WHAT TO DO: Write out the records again, exactly, leaving none out.
— START —
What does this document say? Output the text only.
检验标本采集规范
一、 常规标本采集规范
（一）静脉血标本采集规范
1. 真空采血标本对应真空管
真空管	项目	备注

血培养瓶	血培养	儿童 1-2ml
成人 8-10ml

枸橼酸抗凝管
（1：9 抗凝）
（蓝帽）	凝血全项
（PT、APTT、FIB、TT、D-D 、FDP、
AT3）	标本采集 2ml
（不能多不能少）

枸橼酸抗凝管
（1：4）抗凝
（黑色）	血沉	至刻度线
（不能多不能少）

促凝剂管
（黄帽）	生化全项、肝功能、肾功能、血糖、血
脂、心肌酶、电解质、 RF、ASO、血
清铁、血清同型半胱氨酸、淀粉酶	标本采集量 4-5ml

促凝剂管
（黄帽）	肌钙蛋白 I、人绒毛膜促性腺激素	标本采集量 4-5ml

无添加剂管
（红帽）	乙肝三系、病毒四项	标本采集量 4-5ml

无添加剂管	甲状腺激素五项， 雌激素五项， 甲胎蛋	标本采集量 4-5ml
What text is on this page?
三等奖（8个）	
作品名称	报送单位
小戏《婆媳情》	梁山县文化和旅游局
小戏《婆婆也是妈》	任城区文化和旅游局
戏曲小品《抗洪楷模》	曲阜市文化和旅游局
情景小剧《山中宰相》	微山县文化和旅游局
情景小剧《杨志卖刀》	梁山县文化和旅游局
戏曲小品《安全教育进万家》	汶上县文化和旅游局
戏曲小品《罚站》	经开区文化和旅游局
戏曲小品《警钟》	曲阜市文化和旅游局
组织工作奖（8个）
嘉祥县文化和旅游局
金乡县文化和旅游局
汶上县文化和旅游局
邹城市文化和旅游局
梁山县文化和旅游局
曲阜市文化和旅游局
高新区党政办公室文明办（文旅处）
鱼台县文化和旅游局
— END —
ANSWER TO THE EXERCISE:
What does this document say? Output the text only.
检验标本采集规范
一、 常规标本采集规范
（一）静脉血标本采集规范
1. 真空采血标本对应真空管
真空管	项目	备注

血培养瓶	血培养	儿童 1-2ml
成人 8-10ml

枸橼酸抗凝管
（1：9 抗凝）
（蓝帽）	凝血全项
（PT、APTT、FIB、TT、D-D 、FDP、
AT3）	标本采集 2ml
（不能多不能少）

枸橼酸抗凝管
（1：4）抗凝
（黑色）	血沉	至刻度线
（不能多不能少）

促凝剂管
（黄帽）	生化全项、肝功能、肾功能、血糖、血
脂、心肌酶、电解质、 RF、ASO、血
清铁、血清同型半胱氨酸、淀粉酶	标本采集量 4-5ml

促凝剂管
（黄帽）	肌钙蛋白 I、人绒毛膜促性腺激素	标本采集量 4-5ml

无添加剂管
（红帽）	乙肝三系、病毒四项	标本采集量 4-5ml

无添加剂管	甲状腺激素五项， 雌激素五项， 甲胎蛋	标本采集量 4-5ml
What text is on this page?
三等奖（8个）	
作品名称	报送单位
小戏《婆媳情》	梁山县文化和旅游局
小戏《婆婆也是妈》	任城区文化和旅游局
戏曲小品《抗洪楷模》	曲阜市文化和旅游局
情景小剧《山中宰相》	微山县文化和旅游局
情景小剧《杨志卖刀》	梁山县文化和旅游局
戏曲小品《安全教育进万家》	汶上县文化和旅游局
戏曲小品《罚站》	经开区文化和旅游局
戏曲小品《警钟》	曲阜市文化和旅游局
组织工作奖（8个）
嘉祥县文化和旅游局
金乡县文化和旅游局
汶上县文化和旅游局
邹城市文化和旅游局
梁山县文化和旅游局
曲阜市文化和旅游局
高新区党政办公室文明办（文旅处）
鱼台县文化和旅游局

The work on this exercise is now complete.